■ WRITTEN INSTRUCTION ■
Give a count of the lines below that have the string "stars" in them, with no other words.

■ DATASET ENTRIES ■
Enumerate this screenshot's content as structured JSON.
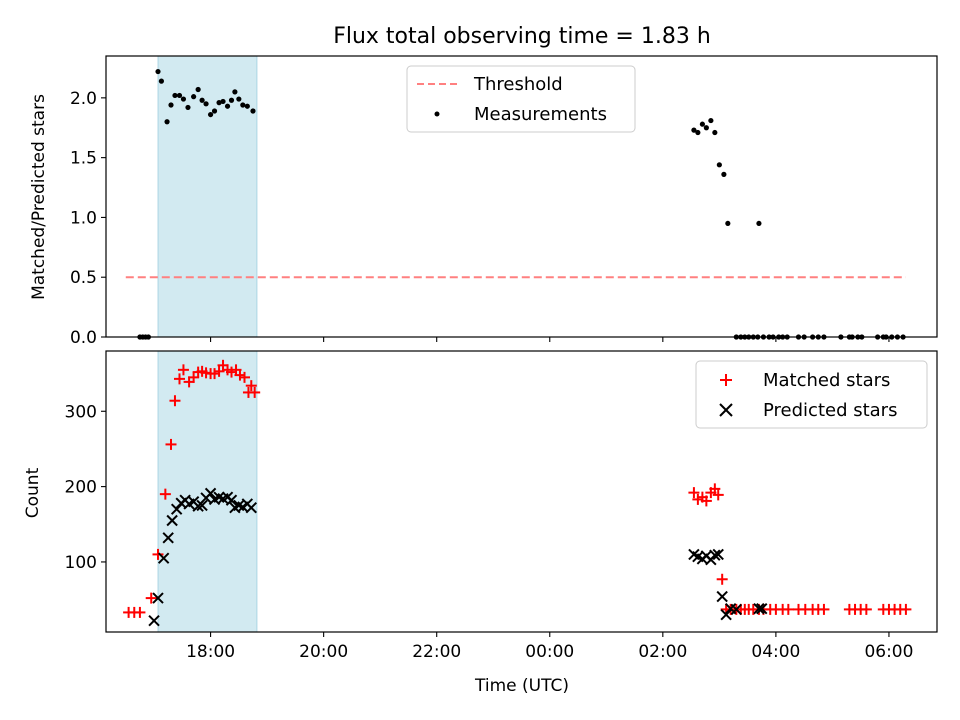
{
  "figure": {
    "title": "Flux total observing time = 1.83 h",
    "xlabel": "Time (UTC)",
    "x_tick_labels": [
      "18:00",
      "20:00",
      "22:00",
      "00:00",
      "02:00",
      "04:00",
      "06:00"
    ],
    "x_tick_hours": [
      18,
      20,
      22,
      24,
      26,
      28,
      30
    ],
    "x_range_hours": [
      16.15,
      30.85
    ],
    "shaded_interval_hours": [
      17.07,
      18.82
    ],
    "colors": {
      "shade": "#add8e6",
      "threshold": "#ff8080",
      "measurements": "#000000",
      "matched": "#ff0000",
      "predicted": "#000000"
    }
  },
  "chart_data": [
    {
      "type": "scatter",
      "panel": "top",
      "ylabel": "Matched/Predicted stars",
      "ylim": [
        0,
        2.35
      ],
      "y_ticks": [
        0.0,
        0.5,
        1.0,
        1.5,
        2.0
      ],
      "y_tick_labels": [
        "0.0",
        "0.5",
        "1.0",
        "1.5",
        "2.0"
      ],
      "legend_position": "top-center",
      "threshold": {
        "name": "Threshold",
        "y": 0.5,
        "x_range": [
          16.5,
          30.3
        ],
        "style": "dashed"
      },
      "series": [
        {
          "name": "Measurements",
          "marker": "dot",
          "points": [
            [
              16.75,
              0
            ],
            [
              16.8,
              0
            ],
            [
              16.85,
              0
            ],
            [
              16.9,
              0
            ],
            [
              17.07,
              2.22
            ],
            [
              17.13,
              2.14
            ],
            [
              17.23,
              1.8
            ],
            [
              17.3,
              1.94
            ],
            [
              17.37,
              2.02
            ],
            [
              17.45,
              2.02
            ],
            [
              17.52,
              1.99
            ],
            [
              17.6,
              1.92
            ],
            [
              17.7,
              2.01
            ],
            [
              17.78,
              2.07
            ],
            [
              17.85,
              1.98
            ],
            [
              17.92,
              1.95
            ],
            [
              18.0,
              1.86
            ],
            [
              18.07,
              1.89
            ],
            [
              18.15,
              1.96
            ],
            [
              18.22,
              1.97
            ],
            [
              18.3,
              1.93
            ],
            [
              18.37,
              1.98
            ],
            [
              18.43,
              2.05
            ],
            [
              18.5,
              1.99
            ],
            [
              18.57,
              1.94
            ],
            [
              18.65,
              1.93
            ],
            [
              18.75,
              1.89
            ],
            [
              26.55,
              1.73
            ],
            [
              26.62,
              1.71
            ],
            [
              26.7,
              1.78
            ],
            [
              26.77,
              1.75
            ],
            [
              26.85,
              1.81
            ],
            [
              26.92,
              1.71
            ],
            [
              27.0,
              1.44
            ],
            [
              27.08,
              1.36
            ],
            [
              27.15,
              0.95
            ],
            [
              27.7,
              0.95
            ],
            [
              27.3,
              0
            ],
            [
              27.38,
              0
            ],
            [
              27.45,
              0
            ],
            [
              27.52,
              0
            ],
            [
              27.6,
              0
            ],
            [
              27.68,
              0
            ],
            [
              27.78,
              0
            ],
            [
              27.88,
              0
            ],
            [
              27.95,
              0
            ],
            [
              28.05,
              0
            ],
            [
              28.12,
              0
            ],
            [
              28.2,
              0
            ],
            [
              28.4,
              0
            ],
            [
              28.5,
              0
            ],
            [
              28.65,
              0
            ],
            [
              28.75,
              0
            ],
            [
              28.85,
              0
            ],
            [
              29.15,
              0
            ],
            [
              29.3,
              0
            ],
            [
              29.35,
              0
            ],
            [
              29.45,
              0
            ],
            [
              29.52,
              0
            ],
            [
              29.8,
              0
            ],
            [
              29.9,
              0
            ],
            [
              29.95,
              0
            ],
            [
              30.05,
              0
            ],
            [
              30.15,
              0
            ],
            [
              30.25,
              0
            ]
          ]
        }
      ]
    },
    {
      "type": "scatter",
      "panel": "bottom",
      "ylabel": "Count",
      "ylim": [
        7,
        380
      ],
      "y_ticks": [
        100,
        200,
        300
      ],
      "y_tick_labels": [
        "100",
        "200",
        "300"
      ],
      "legend_position": "top-right",
      "series": [
        {
          "name": "Matched stars",
          "marker": "plus",
          "points": [
            [
              16.55,
              33
            ],
            [
              16.65,
              33
            ],
            [
              16.75,
              33
            ],
            [
              16.95,
              52
            ],
            [
              17.07,
              110
            ],
            [
              17.2,
              190
            ],
            [
              17.3,
              256
            ],
            [
              17.37,
              314
            ],
            [
              17.45,
              343
            ],
            [
              17.52,
              355
            ],
            [
              17.62,
              339
            ],
            [
              17.7,
              345
            ],
            [
              17.78,
              352
            ],
            [
              17.85,
              353
            ],
            [
              17.92,
              351
            ],
            [
              18.0,
              350
            ],
            [
              18.07,
              350
            ],
            [
              18.15,
              353
            ],
            [
              18.22,
              361
            ],
            [
              18.3,
              355
            ],
            [
              18.37,
              352
            ],
            [
              18.45,
              355
            ],
            [
              18.52,
              348
            ],
            [
              18.6,
              345
            ],
            [
              18.67,
              325
            ],
            [
              18.72,
              334
            ],
            [
              18.78,
              325
            ],
            [
              26.55,
              192
            ],
            [
              26.62,
              183
            ],
            [
              26.7,
              186
            ],
            [
              26.77,
              181
            ],
            [
              26.85,
              192
            ],
            [
              26.92,
              197
            ],
            [
              26.98,
              189
            ],
            [
              27.05,
              77
            ],
            [
              27.12,
              37
            ],
            [
              27.2,
              37
            ],
            [
              27.3,
              37
            ],
            [
              27.38,
              37
            ],
            [
              27.45,
              37
            ],
            [
              27.52,
              37
            ],
            [
              27.6,
              37
            ],
            [
              27.7,
              37
            ],
            [
              27.78,
              37
            ],
            [
              27.9,
              37
            ],
            [
              28.0,
              37
            ],
            [
              28.12,
              37
            ],
            [
              28.22,
              37
            ],
            [
              28.4,
              37
            ],
            [
              28.52,
              37
            ],
            [
              28.65,
              37
            ],
            [
              28.75,
              37
            ],
            [
              28.85,
              37
            ],
            [
              29.3,
              37
            ],
            [
              29.4,
              37
            ],
            [
              29.5,
              37
            ],
            [
              29.6,
              37
            ],
            [
              29.9,
              37
            ],
            [
              30.0,
              37
            ],
            [
              30.1,
              37
            ],
            [
              30.2,
              37
            ],
            [
              30.3,
              37
            ]
          ]
        },
        {
          "name": "Predicted stars",
          "marker": "x",
          "points": [
            [
              17.0,
              22
            ],
            [
              17.07,
              52
            ],
            [
              17.17,
              105
            ],
            [
              17.25,
              132
            ],
            [
              17.32,
              155
            ],
            [
              17.4,
              170
            ],
            [
              17.48,
              178
            ],
            [
              17.55,
              182
            ],
            [
              17.62,
              177
            ],
            [
              17.7,
              180
            ],
            [
              17.78,
              174
            ],
            [
              17.85,
              175
            ],
            [
              17.92,
              185
            ],
            [
              18.0,
              191
            ],
            [
              18.07,
              183
            ],
            [
              18.15,
              186
            ],
            [
              18.22,
              184
            ],
            [
              18.3,
              186
            ],
            [
              18.37,
              182
            ],
            [
              18.43,
              172
            ],
            [
              18.5,
              175
            ],
            [
              18.57,
              173
            ],
            [
              18.65,
              177
            ],
            [
              18.72,
              172
            ],
            [
              26.55,
              110
            ],
            [
              26.62,
              107
            ],
            [
              26.7,
              104
            ],
            [
              26.77,
              108
            ],
            [
              26.85,
              103
            ],
            [
              26.92,
              109
            ],
            [
              26.98,
              110
            ],
            [
              27.05,
              54
            ],
            [
              27.12,
              30
            ],
            [
              27.2,
              38
            ],
            [
              27.3,
              37
            ],
            [
              27.7,
              38
            ],
            [
              27.75,
              38
            ]
          ]
        }
      ]
    }
  ]
}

■ FULL RESPONSE ■
3